Extract the text of every entry below exactly; leave images out.
========================================================================
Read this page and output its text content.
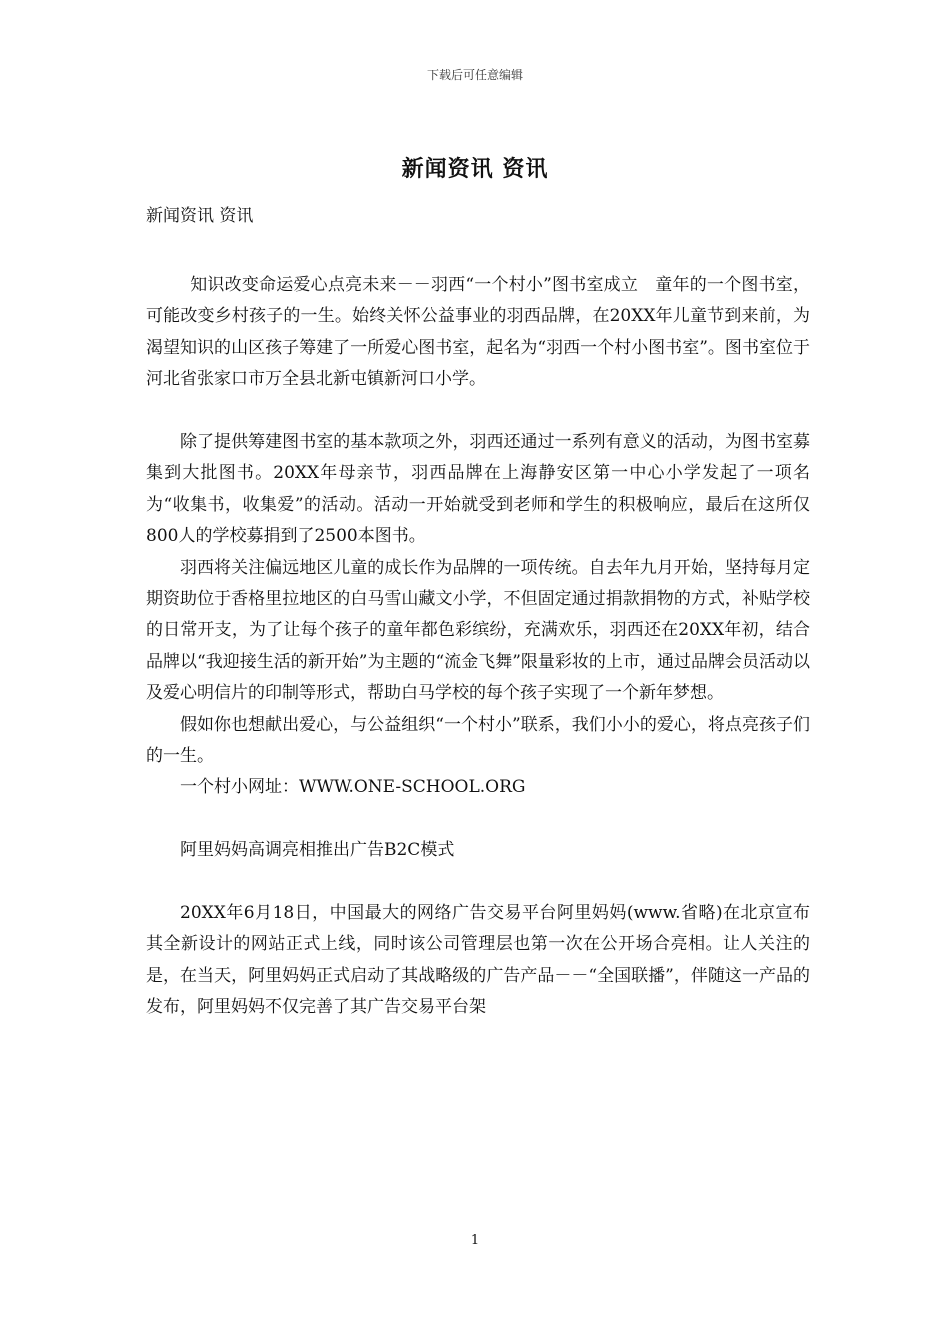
下载后可任意编辑
新闻资讯 资讯
新闻资讯 资讯

知识改变命运爱心点亮未来－－羽西“一个村小”图书室成立　童年的一个图书室，可能改变乡村孩子的一生。始终关怀公益事业的羽西品牌，在20XX年儿童节到来前，为渴望知识的山区孩子筹建了一所爱心图书室，起名为“羽西一个村小图书室”。图书室位于河北省张家口市万全县北新屯镇新河口小学。

除了提供筹建图书室的基本款项之外，羽西还通过一系列有意义的活动，为图书室募集到大批图书。20XX年母亲节，羽西品牌在上海静安区第一中心小学发起了一项名为“收集书，收集爱”的活动。活动一开始就受到老师和学生的积极响应，最后在这所仅800人的学校募捐到了2500本图书。

羽西将关注偏远地区儿童的成长作为品牌的一项传统。自去年九月开始，坚持每月定期资助位于香格里拉地区的白马雪山藏文小学，不但固定通过捐款捐物的方式，补贴学校的日常开支，为了让每个孩子的童年都色彩缤纷，充满欢乐，羽西还在20XX年初，结合品牌以“我迎接生活的新开始”为主题的“流金飞舞”限量彩妆的上市，通过品牌会员活动以及爱心明信片的印制等形式，帮助白马学校的每个孩子实现了一个新年梦想。

假如你也想献出爱心，与公益组织“一个村小”联系，我们小小的爱心，将点亮孩子们的一生。

一个村小网址：WWW.ONE-SCHOOL.ORG

阿里妈妈高调亮相推出广告B2C模式

20XX年6月18日，中国最大的网络广告交易平台阿里妈妈(www.省略)在北京宣布其全新设计的网站正式上线，同时该公司管理层也第一次在公开场合亮相。让人关注的是，在当天，阿里妈妈正式启动了其战略级的广告产品－－“全国联播”，伴随这一产品的发布，阿里妈妈不仅完善了其广告交易平台架

1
========================================================================
_Output of the task_
Read this page and output its text content.
下载后可任意编辑
新闻资讯 资讯
新闻资讯 资讯

知识改变命运爱心点亮未来－－羽西“一个村小”图书室成立　童年的一个图书室，可能改变乡村孩子的一生。始终关怀公益事业的羽西品牌，在20XX年儿童节到来前，为渴望知识的山区孩子筹建了一所爱心图书室，起名为“羽西一个村小图书室”。图书室位于河北省张家口市万全县北新屯镇新河口小学。

除了提供筹建图书室的基本款项之外，羽西还通过一系列有意义的活动，为图书室募集到大批图书。20XX年母亲节，羽西品牌在上海静安区第一中心小学发起了一项名为“收集书，收集爱”的活动。活动一开始就受到老师和学生的积极响应，最后在这所仅800人的学校募捐到了2500本图书。

羽西将关注偏远地区儿童的成长作为品牌的一项传统。自去年九月开始，坚持每月定期资助位于香格里拉地区的白马雪山藏文小学，不但固定通过捐款捐物的方式，补贴学校的日常开支，为了让每个孩子的童年都色彩缤纷，充满欢乐，羽西还在20XX年初，结合品牌以“我迎接生活的新开始”为主题的“流金飞舞”限量彩妆的上市，通过品牌会员活动以及爱心明信片的印制等形式，帮助白马学校的每个孩子实现了一个新年梦想。

假如你也想献出爱心，与公益组织“一个村小”联系，我们小小的爱心，将点亮孩子们的一生。

一个村小网址：WWW.ONE-SCHOOL.ORG

阿里妈妈高调亮相推出广告B2C模式

20XX年6月18日，中国最大的网络广告交易平台阿里妈妈(www.省略)在北京宣布其全新设计的网站正式上线，同时该公司管理层也第一次在公开场合亮相。让人关注的是，在当天，阿里妈妈正式启动了其战略级的广告产品－－“全国联播”，伴随这一产品的发布，阿里妈妈不仅完善了其广告交易平台架

1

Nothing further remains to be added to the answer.